Stored entries:
* BEGIN *

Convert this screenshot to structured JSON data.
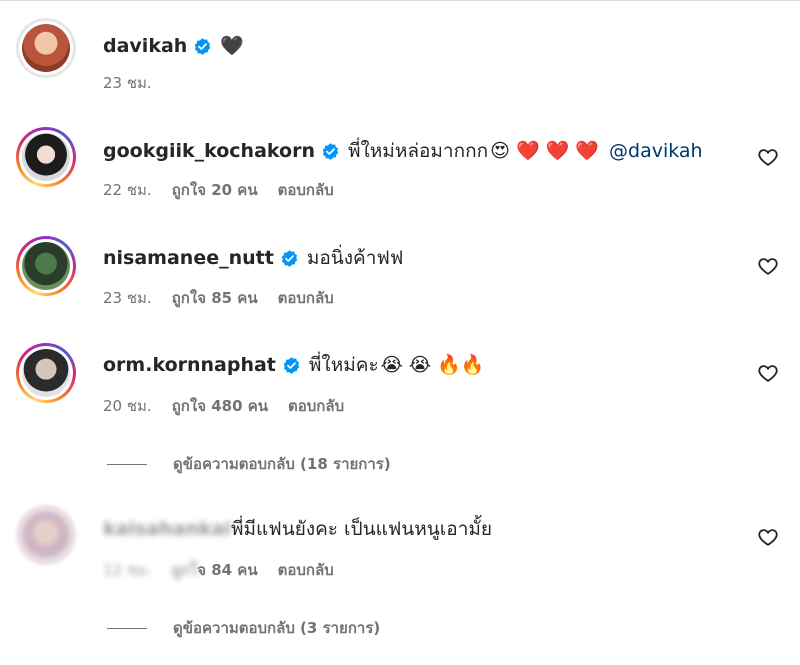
{
  "post": {
    "username": "davikah",
    "caption_emoji": "🖤",
    "time": "23 ชม."
  },
  "comments": [
    {
      "username": "gookgiik_kochakorn",
      "text": "พี่ใหม่หล่อมากกก",
      "emojis": "😍 ❤️ ❤️ ❤️",
      "mention": "@davikah",
      "time": "22 ชม.",
      "likes": "ถูกใจ 20 คน",
      "reply": "ตอบกลับ"
    },
    {
      "username": "nisamanee_nutt",
      "text": "มอนิ่งค้าฟฟ",
      "time": "23 ชม.",
      "likes": "ถูกใจ 85 คน",
      "reply": "ตอบกลับ"
    },
    {
      "username": "orm.kornnaphat",
      "text": "พี่ใหม่คะ",
      "emojis": "😭 😭 🔥🔥",
      "time": "20 ชม.",
      "likes": "ถูกใจ 480 คน",
      "reply": "ตอบกลับ",
      "view_replies": "ดูข้อความตอบกลับ (18 รายการ)"
    },
    {
      "username": "kaisahankai",
      "text": "พี่มีแฟนยังคะ เป็นแฟนหนูเอามั้ย",
      "time": "12 ชม.",
      "likes_prefix": "ถูกใ",
      "likes": "จ 84 คน",
      "reply": "ตอบกลับ",
      "view_replies": "ดูข้อความตอบกลับ (3 รายการ)"
    }
  ],
  "icons": {
    "verified": "verified-badge-icon",
    "like": "heart-outline-icon"
  },
  "colors": {
    "verified": "#0095f6",
    "mention": "#00376b",
    "secondary_text": "#737373"
  }
}
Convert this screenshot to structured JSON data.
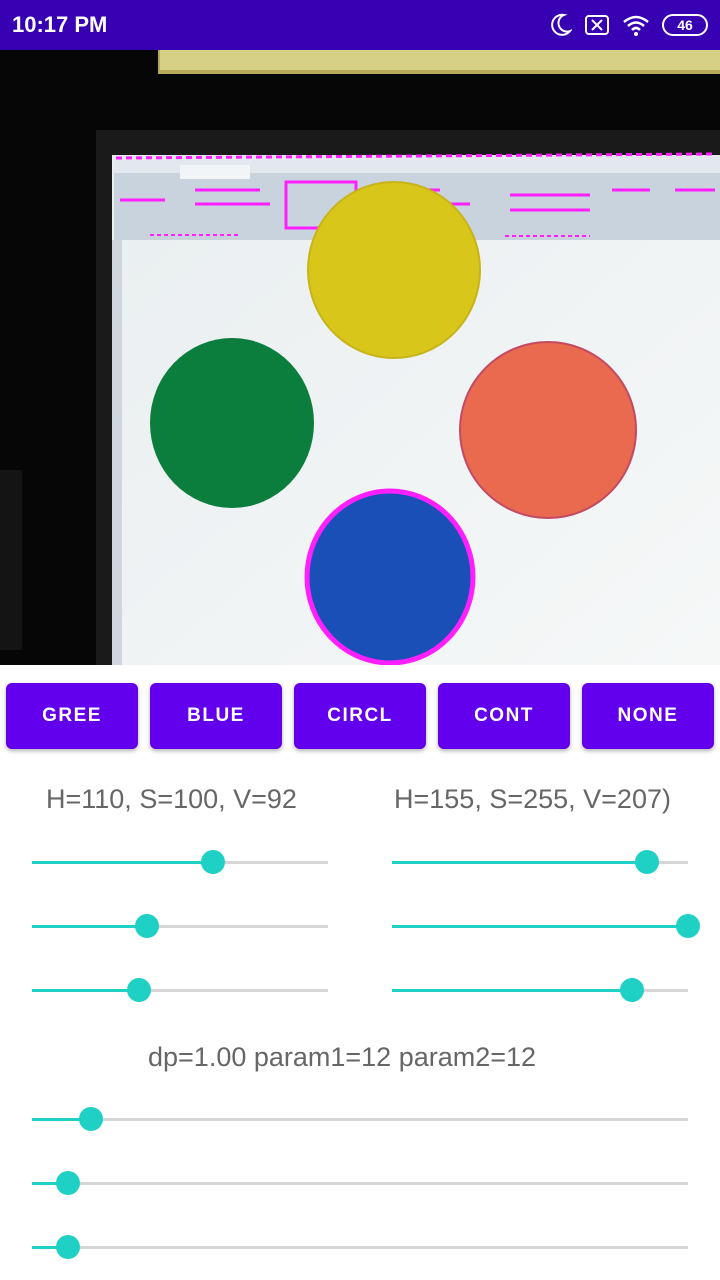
{
  "status_bar": {
    "time": "10:17 PM",
    "battery": "46",
    "icons": [
      "moon-icon",
      "notification-x-icon",
      "wifi-icon",
      "battery-icon"
    ]
  },
  "camera_preview": {
    "content": "camera-feed",
    "detected_colors": [
      "#d8c61a",
      "#0a7a3a",
      "#e96a4f",
      "#1b4fb8"
    ],
    "highlight_color": "#ff1fff"
  },
  "buttons": [
    {
      "label": "GREE"
    },
    {
      "label": "BLUE"
    },
    {
      "label": "CIRCL"
    },
    {
      "label": "CONT"
    },
    {
      "label": "NONE"
    }
  ],
  "hsv": {
    "lower_text": "H=110, S=100, V=92",
    "upper_text": "H=155, S=255, V=207)"
  },
  "hsv_sliders": {
    "lower": [
      0.61,
      0.39,
      0.36
    ],
    "upper": [
      0.86,
      1.0,
      0.81
    ]
  },
  "hough": {
    "text": "dp=1.00 param1=12 param2=12"
  },
  "hough_sliders": [
    0.09,
    0.055,
    0.055
  ],
  "colors": {
    "status_bar": "#3700b3",
    "button": "#6200ee",
    "slider_accent": "#1fd1c5",
    "slider_track": "#d6d6d6",
    "readout_text": "#666666"
  }
}
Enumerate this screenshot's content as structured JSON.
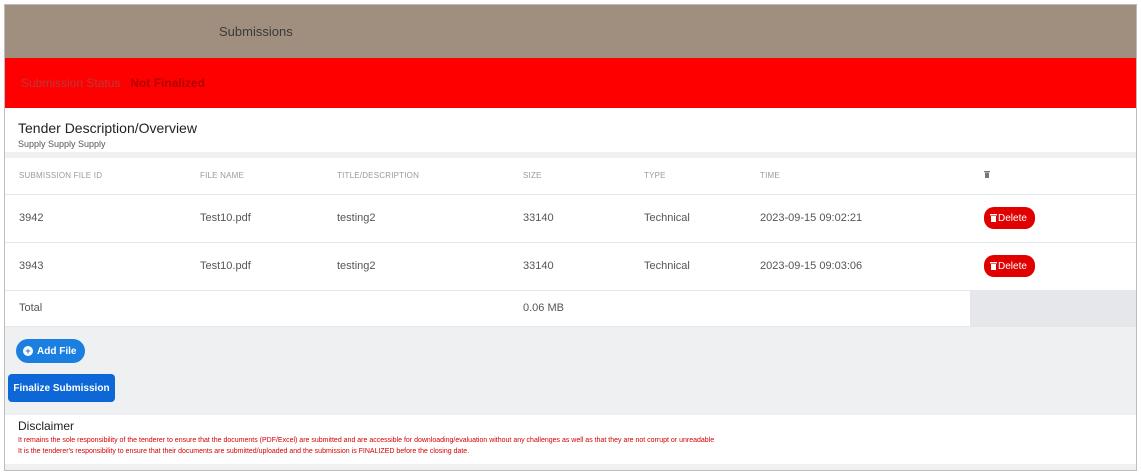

* END *

§ **WHAT TO PRODUCE**
Write the entries above out in full, exactly, with no images.

§ **THE RESULT**
Convert this screenshot to structured JSON data.
{
  "post": {
    "username": "davikah",
    "caption_emoji": "🖤",
    "time": "23 ชม."
  },
  "comments": [
    {
      "username": "gookgiik_kochakorn",
      "text": "พี่ใหม่หล่อมากกก",
      "emojis": "😍 ❤️ ❤️ ❤️",
      "mention": "@davikah",
      "time": "22 ชม.",
      "likes": "ถูกใจ 20 คน",
      "reply": "ตอบกลับ"
    },
    {
      "username": "nisamanee_nutt",
      "text": "มอนิ่งค้าฟฟ",
      "time": "23 ชม.",
      "likes": "ถูกใจ 85 คน",
      "reply": "ตอบกลับ"
    },
    {
      "username": "orm.kornnaphat",
      "text": "พี่ใหม่คะ",
      "emojis": "😭 😭 🔥🔥",
      "time": "20 ชม.",
      "likes": "ถูกใจ 480 คน",
      "reply": "ตอบกลับ",
      "view_replies": "ดูข้อความตอบกลับ (18 รายการ)"
    },
    {
      "username": "kaisahankai",
      "text": "พี่มีแฟนยังคะ เป็นแฟนหนูเอามั้ย",
      "time": "12 ชม.",
      "likes_prefix": "ถูกใ",
      "likes": "จ 84 คน",
      "reply": "ตอบกลับ",
      "view_replies": "ดูข้อความตอบกลับ (3 รายการ)"
    }
  ],
  "icons": {
    "verified": "verified-badge-icon",
    "like": "heart-outline-icon"
  },
  "colors": {
    "verified": "#0095f6",
    "mention": "#00376b",
    "secondary_text": "#737373"
  }
}
Convert this screenshot to structured JSON data.
{
  "status_bar": {
    "time": "10:17 PM",
    "battery": "46",
    "icons": [
      "moon-icon",
      "notification-x-icon",
      "wifi-icon",
      "battery-icon"
    ]
  },
  "camera_preview": {
    "content": "camera-feed",
    "detected_colors": [
      "#d8c61a",
      "#0a7a3a",
      "#e96a4f",
      "#1b4fb8"
    ],
    "highlight_color": "#ff1fff"
  },
  "buttons": [
    {
      "label": "GREE"
    },
    {
      "label": "BLUE"
    },
    {
      "label": "CIRCL"
    },
    {
      "label": "CONT"
    },
    {
      "label": "NONE"
    }
  ],
  "hsv": {
    "lower_text": "H=110, S=100, V=92",
    "upper_text": "H=155, S=255, V=207)"
  },
  "hsv_sliders": {
    "lower": [
      0.61,
      0.39,
      0.36
    ],
    "upper": [
      0.86,
      1.0,
      0.81
    ]
  },
  "hough": {
    "text": "dp=1.00 param1=12 param2=12"
  },
  "hough_sliders": [
    0.09,
    0.055,
    0.055
  ],
  "colors": {
    "status_bar": "#3700b3",
    "button": "#6200ee",
    "slider_accent": "#1fd1c5",
    "slider_track": "#d6d6d6",
    "readout_text": "#666666"
  }
}
Enumerate this screenshot's content as structured JSON.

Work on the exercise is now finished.